原文展示:
AI系统开发者必备技能:处理文化与语言差异!
2024年10月14日 10:00 天津
Adapting Models to Handle Cultural Variations in Language and Context
模型调优:应对语言与语境中的文化差异
(此图来源于Welocalize官网)
Artificial intelligence (AI) is fast becoming mainstream worldwide. With the global use of AI, AI system developers need to adapt models that are not only multilingual but can also handle linguistic nuances and cultural differences. AI that can engage with every person requires data that proactively considers cultural and linguistic differences.
人工智能(AI)正快速成为全球主流。随着人工智能在全球范围内的应用,AI系统开发者需对模型进行调优,使其不仅具备多语言能力,还能够处理语言的细微差别及文化差异。能够与每个人有效互动的AI,必须依赖主动考虑文化和语言差异的数据。
Understanding Cultural Variations
理解文化差异
Language is deeply rooted in culture, reflecting speakers’ values, beliefs, and experiences. As such, cultural differences significantly influence language use, leading to variations in expressions, idioms, and contextual meanings. Robust AI models must be adequately trained to interpret diverse user input and give responses that are not just accurate but also culturally appropriate.
语言深根于文化之中,反映了言语者的价值观、信仰和经历。因此,文化差异深刻影响着语言的使用,致使表达方式、习语和语境含义上有所变化。强大的AI模型必须经过充分训练,以理解多样化的用户输入,并提供既准确又符合文化背景的答案。
Challenges in Adapting AI Models
AI模型调优的挑战
Two of the primary issues with AI models are the presence of bias and underrepresentation in data sets.

任务要求:
根据上文回答下列问题。
(a) 上文中的图片来源于哪个网站?
(b) 上文说语言反映了言语者的哪三个方面?
(c) 上文标注的发布日期是哪一天?

可用数据:

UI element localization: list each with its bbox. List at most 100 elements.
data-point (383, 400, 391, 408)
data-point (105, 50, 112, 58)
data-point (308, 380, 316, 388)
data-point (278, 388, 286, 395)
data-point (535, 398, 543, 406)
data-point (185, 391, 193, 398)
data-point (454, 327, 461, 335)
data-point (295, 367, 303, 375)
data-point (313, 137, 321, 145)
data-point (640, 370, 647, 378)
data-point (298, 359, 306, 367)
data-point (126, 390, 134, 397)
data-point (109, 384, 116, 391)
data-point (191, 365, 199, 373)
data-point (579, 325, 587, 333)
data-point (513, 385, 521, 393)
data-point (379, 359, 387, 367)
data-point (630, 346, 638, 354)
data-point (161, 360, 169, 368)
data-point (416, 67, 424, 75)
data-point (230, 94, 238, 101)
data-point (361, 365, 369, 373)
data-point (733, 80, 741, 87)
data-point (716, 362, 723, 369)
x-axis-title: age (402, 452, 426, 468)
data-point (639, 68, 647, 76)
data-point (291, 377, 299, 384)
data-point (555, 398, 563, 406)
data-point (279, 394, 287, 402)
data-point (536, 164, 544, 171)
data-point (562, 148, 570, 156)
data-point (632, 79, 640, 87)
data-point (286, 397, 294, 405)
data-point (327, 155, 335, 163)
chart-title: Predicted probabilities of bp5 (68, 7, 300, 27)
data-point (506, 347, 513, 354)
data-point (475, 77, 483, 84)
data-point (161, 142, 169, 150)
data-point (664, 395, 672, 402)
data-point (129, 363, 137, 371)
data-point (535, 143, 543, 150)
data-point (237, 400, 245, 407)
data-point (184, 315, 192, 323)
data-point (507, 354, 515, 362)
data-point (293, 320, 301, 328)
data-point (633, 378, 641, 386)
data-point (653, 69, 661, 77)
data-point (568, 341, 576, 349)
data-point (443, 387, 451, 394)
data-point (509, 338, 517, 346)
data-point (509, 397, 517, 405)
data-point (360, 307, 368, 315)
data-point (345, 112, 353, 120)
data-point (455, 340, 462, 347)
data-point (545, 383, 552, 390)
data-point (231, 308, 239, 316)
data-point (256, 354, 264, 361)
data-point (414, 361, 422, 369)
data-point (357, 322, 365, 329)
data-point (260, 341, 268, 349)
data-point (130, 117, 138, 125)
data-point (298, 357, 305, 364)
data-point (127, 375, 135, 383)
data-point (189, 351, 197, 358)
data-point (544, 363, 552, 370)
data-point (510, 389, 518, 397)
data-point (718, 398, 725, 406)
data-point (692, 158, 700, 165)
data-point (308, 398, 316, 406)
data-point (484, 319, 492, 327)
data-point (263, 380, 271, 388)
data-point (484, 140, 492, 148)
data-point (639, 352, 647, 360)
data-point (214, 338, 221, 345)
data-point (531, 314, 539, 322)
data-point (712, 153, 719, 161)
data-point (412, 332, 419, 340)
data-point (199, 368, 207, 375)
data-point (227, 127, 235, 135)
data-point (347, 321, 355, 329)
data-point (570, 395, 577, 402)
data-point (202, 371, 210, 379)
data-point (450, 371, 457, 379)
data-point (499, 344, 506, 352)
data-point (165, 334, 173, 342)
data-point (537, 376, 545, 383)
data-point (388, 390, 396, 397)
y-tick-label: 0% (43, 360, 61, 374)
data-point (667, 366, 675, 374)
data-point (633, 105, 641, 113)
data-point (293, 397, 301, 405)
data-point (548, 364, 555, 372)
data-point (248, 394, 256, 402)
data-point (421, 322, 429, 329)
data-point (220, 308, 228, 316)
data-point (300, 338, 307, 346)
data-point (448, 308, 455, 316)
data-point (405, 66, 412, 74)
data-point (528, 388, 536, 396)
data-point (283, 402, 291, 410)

作答区:
(a) Welocalize官网
(b) 价值观、信仰和经历
(c) 2024年10月14日